Task prompt - Which rows below contain the word "this"? Show each of those rows in full.

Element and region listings

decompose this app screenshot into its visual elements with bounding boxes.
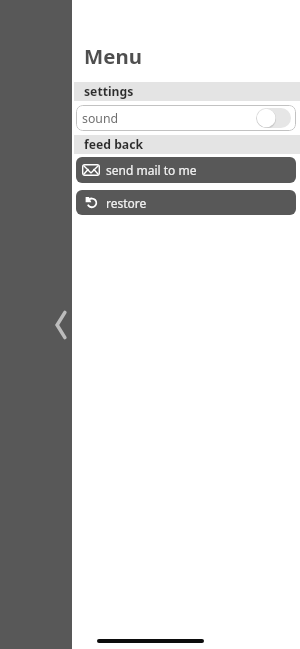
staticText: settings (84, 83, 134, 100)
staticText: send mail to me (106, 162, 197, 178)
staticText: Menu (84, 42, 142, 70)
button[interactable]: Back (54, 310, 68, 340)
button[interactable]: feed back (74, 135, 300, 154)
button[interactable]: Sound toggle (256, 108, 291, 128)
button[interactable]: restore (76, 190, 296, 215)
button[interactable]: settings (74, 82, 300, 101)
staticText: sound (82, 110, 119, 127)
button[interactable]: sound (76, 105, 296, 131)
button[interactable]: send mail to me (76, 157, 296, 183)
staticText: feed back (84, 136, 143, 153)
staticText: restore (106, 195, 147, 211)
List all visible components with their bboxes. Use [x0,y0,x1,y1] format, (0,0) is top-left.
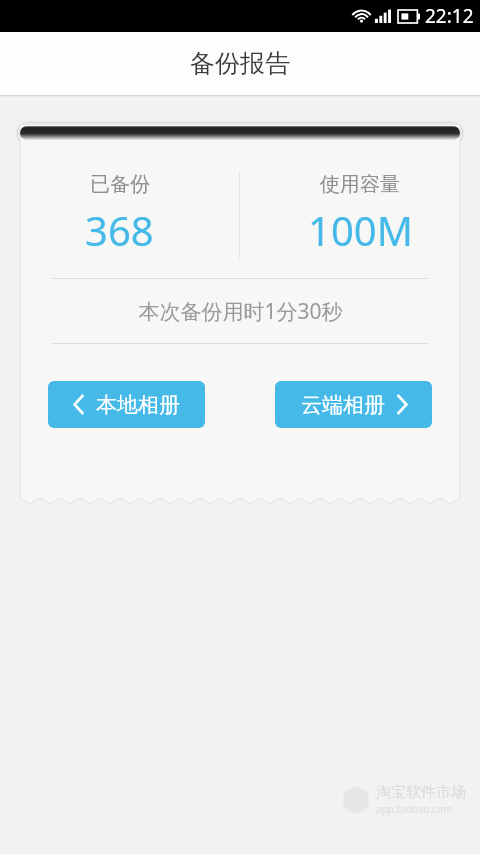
staticText: 22:12 [425,3,474,29]
staticText: 云端相册 [301,392,385,418]
button[interactable]: 本地相册 [48,381,205,428]
staticText: 本地相册 [96,392,180,418]
staticText: 100M [308,203,413,257]
staticText: app.taobao.com [376,802,453,816]
staticText: 已备份 [90,172,150,197]
staticText: 使用容量 [320,172,400,197]
staticText: 368 [85,203,154,257]
staticText: 本次备份用时1分30秒 [138,297,343,326]
button[interactable]: 云端相册 [275,381,432,428]
staticText: 备份报告 [190,48,290,79]
staticText: 淘宝软件市场 [376,783,466,802]
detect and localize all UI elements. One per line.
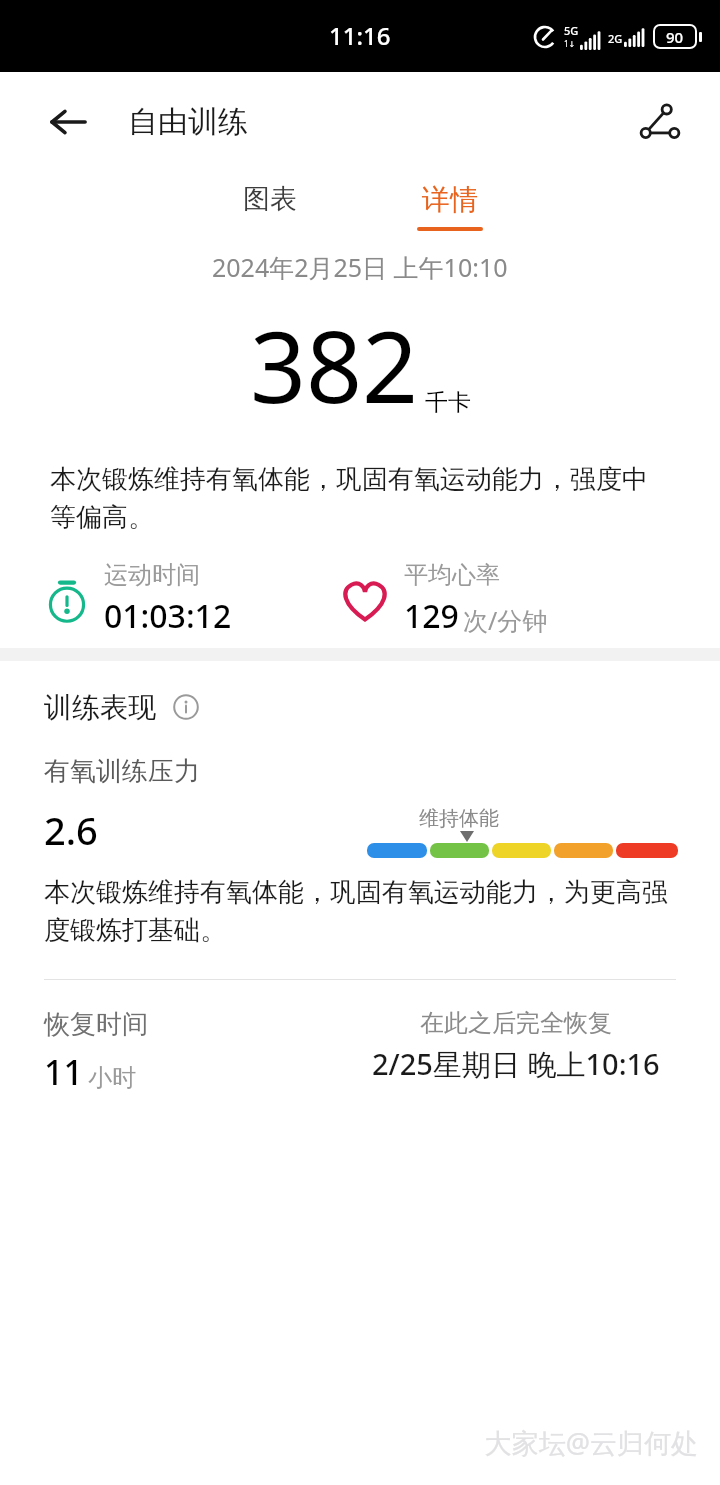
staticText: 01:03:12 <box>104 594 232 638</box>
staticText: 运动时间 <box>104 560 200 590</box>
staticText: 5G <box>564 23 579 38</box>
staticText: 训练表现 <box>44 690 156 725</box>
button[interactable]: Info <box>168 689 204 725</box>
staticText: 图表 <box>243 182 297 216</box>
staticText: 1↓ <box>564 38 576 49</box>
staticText: 有氧训练压力 <box>44 755 200 788</box>
staticText: 129 <box>404 594 459 638</box>
staticText: 大家坛@云归何处 <box>484 1424 698 1461</box>
staticText: 千卡 <box>425 388 471 417</box>
staticText: 恢复时间 <box>44 1008 148 1041</box>
staticText: 90 <box>666 27 684 47</box>
staticText: 在此之后完全恢复 <box>420 1008 612 1038</box>
staticText: 本次锻炼维持有氧体能，巩固有氧运动能力，强度中等偏高。 <box>50 463 672 534</box>
button[interactable]: 详情 <box>380 172 520 250</box>
button[interactable]: Share <box>634 96 686 148</box>
staticText: 2G <box>608 31 623 46</box>
staticText: 平均心率 <box>404 560 500 590</box>
staticText: 详情 <box>422 182 478 217</box>
staticText: 本次锻炼维持有氧体能，巩固有氧运动能力，为更高强度锻炼打基础。 <box>44 876 676 947</box>
button[interactable]: Back <box>44 98 92 146</box>
staticText: 2/25星期日 晚上10:16 <box>372 1044 660 1084</box>
staticText: 382 <box>250 298 419 431</box>
staticText: 自由训练 <box>128 103 248 141</box>
button[interactable]: 图表 <box>200 172 340 250</box>
staticText: 2024年2月25日 上午10:10 <box>212 250 508 284</box>
staticText: 次/分钟 <box>463 603 548 637</box>
staticText: 小时 <box>88 1063 136 1093</box>
staticText: 11 <box>44 1049 83 1095</box>
staticText: 11:16 <box>329 19 391 52</box>
staticText: 维持体能 <box>419 806 499 831</box>
staticText: 2.6 <box>44 804 98 856</box>
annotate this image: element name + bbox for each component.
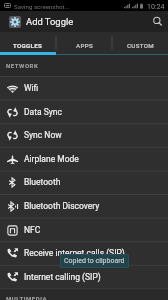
staticText: Receive internet calls (SIP) <box>24 248 125 258</box>
staticText: CUSTOM <box>127 42 154 49</box>
button[interactable]: TOGGLES <box>0 32 56 55</box>
staticText: 10:24 <box>147 3 165 11</box>
staticText: APPS <box>76 42 93 49</box>
staticText: NETWORK <box>6 62 39 69</box>
button[interactable]: Sync Now <box>0 123 168 147</box>
staticText: Bluetooth <box>24 177 61 187</box>
staticText: TOGGLES <box>13 42 43 49</box>
button[interactable]: Search <box>147 11 168 32</box>
staticText: MULTIMEDIA <box>6 295 48 300</box>
staticText: Saving screenshot... <box>14 3 70 10</box>
button[interactable]: APPS <box>56 32 112 55</box>
button[interactable]: CUSTOM <box>112 32 168 55</box>
staticText: Data Sync <box>24 107 62 117</box>
button[interactable]: NFC <box>0 218 168 242</box>
button[interactable]: Receive internet calls (SIP) <box>0 241 168 265</box>
staticText: Bluetooth Discovery <box>24 201 100 211</box>
button[interactable]: Bluetooth <box>0 170 168 194</box>
staticText: Add Toggle <box>26 16 74 27</box>
staticText: NFC <box>24 225 41 235</box>
staticText: Wifi <box>24 83 39 93</box>
button[interactable]: App icon <box>9 16 21 28</box>
button[interactable]: Data Sync <box>0 100 168 124</box>
button[interactable]: Internet calling (SIP) <box>0 265 168 289</box>
staticText: Copied to clipboard <box>64 257 125 265</box>
staticText: Internet calling (SIP) <box>24 272 101 282</box>
button[interactable]: Bluetooth Discovery <box>0 194 168 218</box>
button[interactable]: Wifi <box>0 76 168 100</box>
staticText: Sync Now <box>24 130 62 140</box>
staticText: Airplane Mode <box>24 154 79 164</box>
button[interactable]: Airplane Mode <box>0 147 168 171</box>
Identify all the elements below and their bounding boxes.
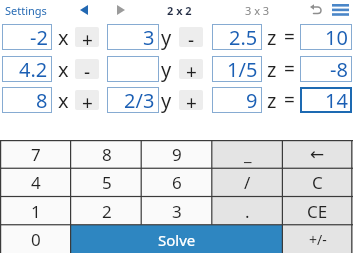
staticText: 4.2: [19, 56, 48, 82]
staticText: +: [82, 90, 93, 110]
staticText: y: [161, 87, 172, 113]
staticText: -8: [330, 56, 348, 82]
button[interactable]: 6: [141, 168, 212, 196]
staticText: 14: [325, 87, 348, 113]
button[interactable]: [76, 3, 92, 17]
button[interactable]: CE: [282, 197, 353, 225]
staticText: 0: [31, 228, 41, 251]
button[interactable]: 8: [2, 87, 52, 113]
button[interactable]: ←: [282, 140, 353, 168]
button[interactable]: 1: [0, 197, 71, 225]
button[interactable]: [306, 2, 324, 18]
staticText: 2: [102, 200, 112, 223]
button[interactable]: 9: [212, 87, 262, 113]
button[interactable]: [330, 2, 350, 18]
staticText: ←: [310, 144, 325, 164]
button[interactable]: 8: [71, 140, 142, 168]
button[interactable]: 0: [0, 225, 71, 253]
staticText: 2/3: [124, 87, 155, 113]
button[interactable]: _: [212, 140, 283, 168]
staticText: z: [267, 24, 277, 50]
button[interactable]: 2 x 2: [163, 2, 195, 18]
staticText: 5: [102, 171, 112, 194]
button[interactable]: +: [179, 90, 203, 110]
staticText: =: [284, 24, 295, 50]
staticText: +/-: [309, 230, 327, 249]
staticText: =: [284, 87, 295, 113]
button[interactable]: 4.2: [2, 56, 52, 82]
staticText: 9: [246, 87, 258, 113]
staticText: Settings: [5, 3, 47, 18]
staticText: 9: [172, 143, 182, 166]
staticText: +: [82, 27, 93, 47]
button[interactable]: [107, 56, 159, 82]
button[interactable]: 4: [0, 168, 71, 196]
button[interactable]: 3: [107, 24, 159, 50]
button[interactable]: Settings: [5, 2, 51, 18]
staticText: -: [84, 59, 91, 79]
button[interactable]: 2: [71, 197, 142, 225]
staticText: 8: [36, 87, 48, 113]
button[interactable]: -8: [300, 56, 352, 82]
button[interactable]: +: [75, 90, 99, 110]
staticText: +: [186, 59, 197, 79]
button[interactable]: 14: [300, 87, 352, 113]
staticText: 2 x 2: [167, 3, 192, 18]
button[interactable]: 5: [71, 168, 142, 196]
staticText: 1: [31, 200, 41, 223]
button[interactable]: 2.5: [212, 24, 262, 50]
staticText: -2: [30, 24, 48, 50]
button[interactable]: +/-: [282, 225, 353, 253]
staticText: 3 x 3: [245, 3, 270, 18]
button[interactable]: [113, 3, 129, 17]
staticText: z: [267, 56, 277, 82]
staticText: 7: [31, 143, 41, 166]
button[interactable]: C: [282, 168, 353, 196]
staticText: 3: [143, 24, 155, 50]
button[interactable]: +: [75, 27, 99, 47]
button[interactable]: /: [212, 168, 283, 196]
button[interactable]: 2/3: [107, 87, 159, 113]
button[interactable]: 7: [0, 140, 71, 168]
staticText: -: [188, 27, 195, 47]
staticText: 8: [102, 143, 112, 166]
staticText: 10: [325, 24, 348, 50]
staticText: z: [267, 87, 277, 113]
button[interactable]: -: [179, 27, 203, 47]
button[interactable]: -: [75, 59, 99, 79]
staticText: .: [245, 200, 250, 223]
staticText: CE: [307, 200, 328, 223]
staticText: Solve: [158, 230, 196, 250]
staticText: 4: [31, 171, 41, 194]
staticText: 1/5: [227, 56, 258, 82]
staticText: C: [312, 171, 323, 194]
button[interactable]: 3: [141, 197, 212, 225]
staticText: x: [58, 56, 69, 82]
button[interactable]: Solve: [71, 225, 283, 253]
staticText: x: [58, 87, 69, 113]
button[interactable]: +: [179, 59, 203, 79]
button[interactable]: 10: [300, 24, 352, 50]
button[interactable]: 9: [141, 140, 212, 168]
staticText: 6: [172, 171, 182, 194]
staticText: x: [58, 24, 69, 50]
staticText: /: [244, 171, 251, 194]
button[interactable]: 1/5: [212, 56, 262, 82]
staticText: =: [284, 56, 295, 82]
button[interactable]: 3 x 3: [241, 2, 273, 18]
staticText: y: [161, 56, 172, 82]
staticText: _: [244, 143, 252, 166]
staticText: 3: [172, 200, 182, 223]
staticText: +: [186, 90, 197, 110]
button[interactable]: .: [212, 197, 283, 225]
staticText: 2.5: [229, 24, 258, 50]
button[interactable]: -2: [2, 24, 52, 50]
staticText: y: [161, 24, 172, 50]
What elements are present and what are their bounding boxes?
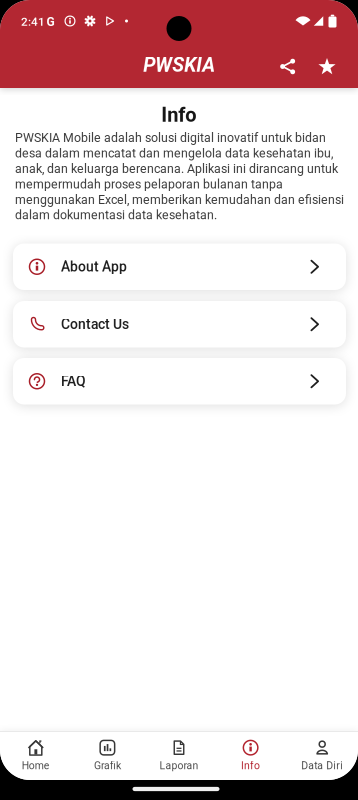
button[interactable]: Favorite [310, 47, 344, 87]
staticText: Home [22, 760, 50, 772]
staticText: PWSKIA Mobile adalah solusi digital inov… [15, 131, 344, 222]
staticText: FAQ [61, 373, 86, 389]
staticText: 2:41 [21, 15, 45, 29]
button[interactable]: Home [1, 734, 71, 778]
button[interactable]: Share [270, 46, 304, 86]
staticText: G [46, 15, 54, 29]
button[interactable]: About App [13, 244, 346, 290]
staticText: Contact Us [61, 316, 129, 332]
staticText: Info [161, 103, 196, 127]
staticText: Grafik [94, 760, 121, 772]
staticText: PWSKIA [143, 53, 215, 76]
staticText: Data Diri [301, 760, 343, 772]
button[interactable]: Laporan [144, 734, 214, 778]
button[interactable]: Grafik [72, 734, 142, 778]
button[interactable]: FAQ [13, 358, 346, 404]
button[interactable]: Info [216, 734, 286, 778]
button[interactable]: Contact Us [13, 301, 346, 348]
staticText: Laporan [160, 760, 198, 772]
button[interactable]: Data Diri [287, 734, 357, 778]
staticText: About App [61, 259, 127, 275]
staticText: Info [241, 760, 260, 772]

Output below -
decompose this app screenshot into its visual elements with bounding boxes.
annotate this image: element name + bbox for each component.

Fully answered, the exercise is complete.